THE PROBLEM =>
Tally all lines containing the word "Диаметр". Give the number alone.

DATA PROVIDED =>
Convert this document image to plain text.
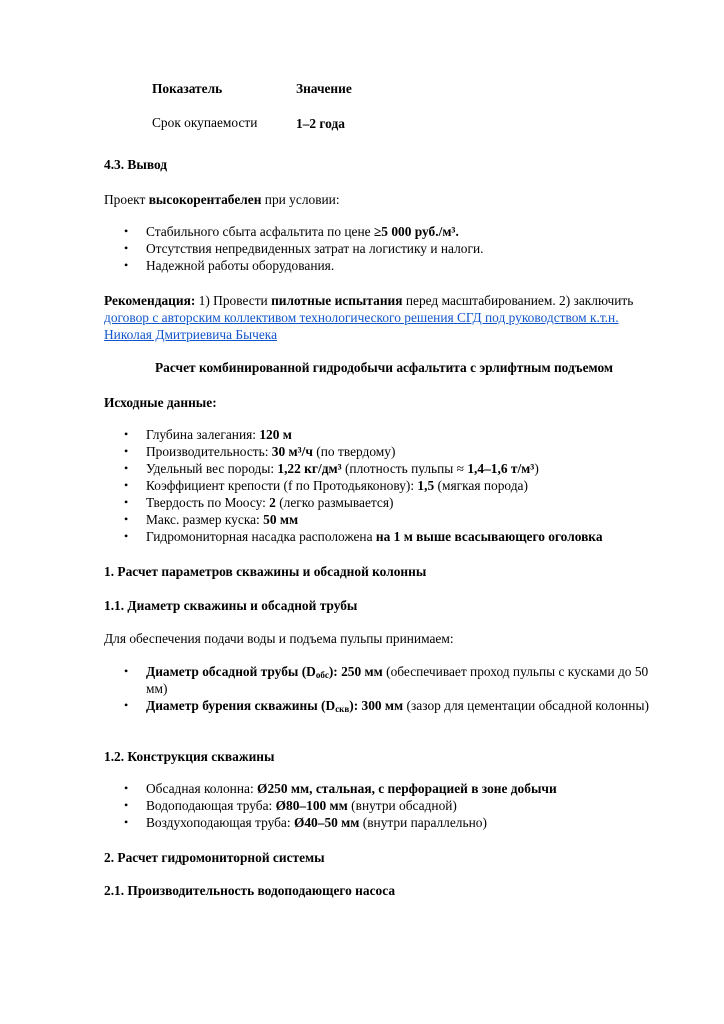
Показатель	Значение
Срок окупаемости	1–2 года
4.3. Вывод
Проект высокорентабелен при условии:
• Стабильного сбыта асфальтита по цене ≥5 000 руб./м³.
• Отсутствия непредвиденных затрат на логистику и налоги.
• Надежной работы оборудования.
Рекомендация: 1) Провести пилотные испытания перед масштабированием. 2) заключить договор с авторским коллективом технологического решения СГД под руководством к.т.н. Николая Дмитриевича Бычека
Расчет комбинированной гидродобычи асфальтита с эрлифтным подъемом
Исходные данные:
• Глубина залегания: 120 м
• Производительность: 30 м³/ч (по твердому)
• Удельный вес породы: 1,22 кг/дм³ (плотность пульпы ≈ 1,4–1,6 т/м³)
• Коэффициент крепости (f по Протодьяконову): 1,5 (мягкая порода)
• Твердость по Моосу: 2 (легко размывается)
• Макс. размер куска: 50 мм
• Гидромониторная насадка расположена на 1 м выше всасывающего оголовка
1. Расчет параметров скважины и обсадной колонны
1.1. Диаметр скважины и обсадной трубы
Для обеспечения подачи воды и подъема пульпы принимаем:
• Диаметр обсадной трубы $(D_{обс})$: 250 мм (обеспечивает проход пульпы с кусками до 50 мм)
• Диаметр бурения скважины $(D_{скв})$: 300 мм (зазор для цементации обсадной колонны)
1.2. Конструкция скважины
• Обсадная колонна: Ø250 мм, стальная, с перфорацией в зоне добычи
• Водоподающая труба: Ø80–100 мм (внутри обсадной)
• Воздухоподающая труба: Ø40–50 мм (внутри параллельно)
2. Расчет гидромониторной системы
2.1. Производительность водоподающего насоса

EXERCISE RESPONSE =>
3